Do this:
Extract each line of the data below exactly as written.

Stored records
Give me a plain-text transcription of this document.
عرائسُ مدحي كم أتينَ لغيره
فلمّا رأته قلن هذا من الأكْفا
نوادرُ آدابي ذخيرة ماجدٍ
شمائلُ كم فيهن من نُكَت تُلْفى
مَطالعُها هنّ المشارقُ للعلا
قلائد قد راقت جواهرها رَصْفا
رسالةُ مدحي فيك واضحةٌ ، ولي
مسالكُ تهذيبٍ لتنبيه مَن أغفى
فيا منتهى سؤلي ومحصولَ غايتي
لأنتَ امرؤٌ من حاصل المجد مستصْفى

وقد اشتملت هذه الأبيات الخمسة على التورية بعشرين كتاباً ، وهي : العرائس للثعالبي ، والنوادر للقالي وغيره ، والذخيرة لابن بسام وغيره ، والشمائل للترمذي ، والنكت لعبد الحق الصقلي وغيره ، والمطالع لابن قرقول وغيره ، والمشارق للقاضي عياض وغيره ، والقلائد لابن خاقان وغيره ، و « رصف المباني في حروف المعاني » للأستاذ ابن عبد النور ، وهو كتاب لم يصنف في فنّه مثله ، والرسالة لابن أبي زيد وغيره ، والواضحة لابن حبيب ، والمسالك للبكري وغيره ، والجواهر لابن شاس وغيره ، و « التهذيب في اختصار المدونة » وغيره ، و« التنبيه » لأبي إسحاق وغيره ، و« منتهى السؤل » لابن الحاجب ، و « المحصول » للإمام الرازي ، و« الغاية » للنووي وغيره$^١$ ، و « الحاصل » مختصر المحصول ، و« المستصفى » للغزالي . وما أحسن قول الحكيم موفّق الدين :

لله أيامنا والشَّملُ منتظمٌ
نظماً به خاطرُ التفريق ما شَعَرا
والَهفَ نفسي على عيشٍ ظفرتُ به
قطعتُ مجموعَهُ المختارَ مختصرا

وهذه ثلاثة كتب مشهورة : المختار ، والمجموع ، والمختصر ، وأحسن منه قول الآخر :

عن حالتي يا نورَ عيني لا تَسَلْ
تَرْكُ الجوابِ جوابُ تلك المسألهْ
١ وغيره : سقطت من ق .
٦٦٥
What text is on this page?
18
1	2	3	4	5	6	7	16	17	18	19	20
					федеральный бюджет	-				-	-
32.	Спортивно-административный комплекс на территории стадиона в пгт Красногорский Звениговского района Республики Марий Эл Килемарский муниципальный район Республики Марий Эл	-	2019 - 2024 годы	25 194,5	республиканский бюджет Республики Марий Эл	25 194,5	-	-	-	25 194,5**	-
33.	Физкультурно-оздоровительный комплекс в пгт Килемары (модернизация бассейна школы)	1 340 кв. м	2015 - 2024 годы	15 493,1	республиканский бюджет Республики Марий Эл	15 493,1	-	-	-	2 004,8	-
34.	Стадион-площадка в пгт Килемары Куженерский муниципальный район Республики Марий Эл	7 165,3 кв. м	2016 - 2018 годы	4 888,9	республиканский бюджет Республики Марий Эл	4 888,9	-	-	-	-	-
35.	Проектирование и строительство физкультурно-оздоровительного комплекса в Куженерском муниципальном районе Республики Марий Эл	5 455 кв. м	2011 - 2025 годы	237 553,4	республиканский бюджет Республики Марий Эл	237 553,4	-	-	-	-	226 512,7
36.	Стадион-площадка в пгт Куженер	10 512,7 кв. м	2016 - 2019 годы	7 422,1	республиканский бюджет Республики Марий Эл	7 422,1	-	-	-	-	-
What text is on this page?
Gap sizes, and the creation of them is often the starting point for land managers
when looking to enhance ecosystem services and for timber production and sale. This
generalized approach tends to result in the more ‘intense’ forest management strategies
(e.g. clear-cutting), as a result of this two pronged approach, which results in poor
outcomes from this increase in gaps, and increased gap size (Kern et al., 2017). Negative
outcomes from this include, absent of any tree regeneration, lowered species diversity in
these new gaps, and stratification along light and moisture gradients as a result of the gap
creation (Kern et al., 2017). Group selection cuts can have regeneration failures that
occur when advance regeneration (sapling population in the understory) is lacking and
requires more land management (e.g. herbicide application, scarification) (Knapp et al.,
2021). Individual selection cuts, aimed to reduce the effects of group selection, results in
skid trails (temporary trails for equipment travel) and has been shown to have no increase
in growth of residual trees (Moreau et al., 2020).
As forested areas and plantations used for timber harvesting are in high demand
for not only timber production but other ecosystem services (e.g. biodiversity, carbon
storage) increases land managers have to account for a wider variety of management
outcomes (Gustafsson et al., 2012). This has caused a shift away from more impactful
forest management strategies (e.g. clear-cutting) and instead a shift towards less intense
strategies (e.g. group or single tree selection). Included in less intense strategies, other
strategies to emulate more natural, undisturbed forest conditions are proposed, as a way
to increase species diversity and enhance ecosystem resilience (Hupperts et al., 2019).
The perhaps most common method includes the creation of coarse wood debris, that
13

Solved problem:
Give me a plain-text transcription of this document.
عرائسُ مدحي كم أتينَ لغيره
فلمّا رأته قلن هذا من الأكْفا
نوادرُ آدابي ذخيرة ماجدٍ
شمائلُ كم فيهن من نُكَت تُلْفى
مَطالعُها هنّ المشارقُ للعلا
قلائد قد راقت جواهرها رَصْفا
رسالةُ مدحي فيك واضحةٌ ، ولي
مسالكُ تهذيبٍ لتنبيه مَن أغفى
فيا منتهى سؤلي ومحصولَ غايتي
لأنتَ امرؤٌ من حاصل المجد مستصْفى

وقد اشتملت هذه الأبيات الخمسة على التورية بعشرين كتاباً ، وهي : العرائس للثعالبي ، والنوادر للقالي وغيره ، والذخيرة لابن بسام وغيره ، والشمائل للترمذي ، والنكت لعبد الحق الصقلي وغيره ، والمطالع لابن قرقول وغيره ، والمشارق للقاضي عياض وغيره ، والقلائد لابن خاقان وغيره ، و « رصف المباني في حروف المعاني » للأستاذ ابن عبد النور ، وهو كتاب لم يصنف في فنّه مثله ، والرسالة لابن أبي زيد وغيره ، والواضحة لابن حبيب ، والمسالك للبكري وغيره ، والجواهر لابن شاس وغيره ، و « التهذيب في اختصار المدونة » وغيره ، و« التنبيه » لأبي إسحاق وغيره ، و« منتهى السؤل » لابن الحاجب ، و « المحصول » للإمام الرازي ، و« الغاية » للنووي وغيره$^١$ ، و « الحاصل » مختصر المحصول ، و« المستصفى » للغزالي . وما أحسن قول الحكيم موفّق الدين :

لله أيامنا والشَّملُ منتظمٌ
نظماً به خاطرُ التفريق ما شَعَرا
والَهفَ نفسي على عيشٍ ظفرتُ به
قطعتُ مجموعَهُ المختارَ مختصرا

وهذه ثلاثة كتب مشهورة : المختار ، والمجموع ، والمختصر ، وأحسن منه قول الآخر :

عن حالتي يا نورَ عيني لا تَسَلْ
تَرْكُ الجوابِ جوابُ تلك المسألهْ
١ وغيره : سقطت من ق .
٦٦٥
What text is on this page?
18
1	2	3	4	5	6	7	16	17	18	19	20
					федеральный бюджет	-				-	-
32.	Спортивно-административный комплекс на территории стадиона в пгт Красногорский Звениговского района Республики Марий Эл Килемарский муниципальный район Республики Марий Эл	-	2019 - 2024 годы	25 194,5	республиканский бюджет Республики Марий Эл	25 194,5	-	-	-	25 194,5**	-
33.	Физкультурно-оздоровительный комплекс в пгт Килемары (модернизация бассейна школы)	1 340 кв. м	2015 - 2024 годы	15 493,1	республиканский бюджет Республики Марий Эл	15 493,1	-	-	-	2 004,8	-
34.	Стадион-площадка в пгт Килемары Куженерский муниципальный район Республики Марий Эл	7 165,3 кв. м	2016 - 2018 годы	4 888,9	республиканский бюджет Республики Марий Эл	4 888,9	-	-	-	-	-
35.	Проектирование и строительство физкультурно-оздоровительного комплекса в Куженерском муниципальном районе Республики Марий Эл	5 455 кв. м	2011 - 2025 годы	237 553,4	республиканский бюджет Республики Марий Эл	237 553,4	-	-	-	-	226 512,7
36.	Стадион-площадка в пгт Куженер	10 512,7 кв. м	2016 - 2019 годы	7 422,1	республиканский бюджет Республики Марий Эл	7 422,1	-	-	-	-	-
What text is on this page?
Gap sizes, and the creation of them is often the starting point for land managers
when looking to enhance ecosystem services and for timber production and sale. This
generalized approach tends to result in the more ‘intense’ forest management strategies
(e.g. clear-cutting), as a result of this two pronged approach, which results in poor
outcomes from this increase in gaps, and increased gap size (Kern et al., 2017). Negative
outcomes from this include, absent of any tree regeneration, lowered species diversity in
these new gaps, and stratification along light and moisture gradients as a result of the gap
creation (Kern et al., 2017). Group selection cuts can have regeneration failures that
occur when advance regeneration (sapling population in the understory) is lacking and
requires more land management (e.g. herbicide application, scarification) (Knapp et al.,
2021). Individual selection cuts, aimed to reduce the effects of group selection, results in
skid trails (temporary trails for equipment travel) and has been shown to have no increase
in growth of residual trees (Moreau et al., 2020).
As forested areas and plantations used for timber harvesting are in high demand
for not only timber production but other ecosystem services (e.g. biodiversity, carbon
storage) increases land managers have to account for a wider variety of management
outcomes (Gustafsson et al., 2012). This has caused a shift away from more impactful
forest management strategies (e.g. clear-cutting) and instead a shift towards less intense
strategies (e.g. group or single tree selection). Included in less intense strategies, other
strategies to emulate more natural, undisturbed forest conditions are proposed, as a way
to increase species diversity and enhance ecosystem resilience (Hupperts et al., 2019).
The perhaps most common method includes the creation of coarse wood debris, that
13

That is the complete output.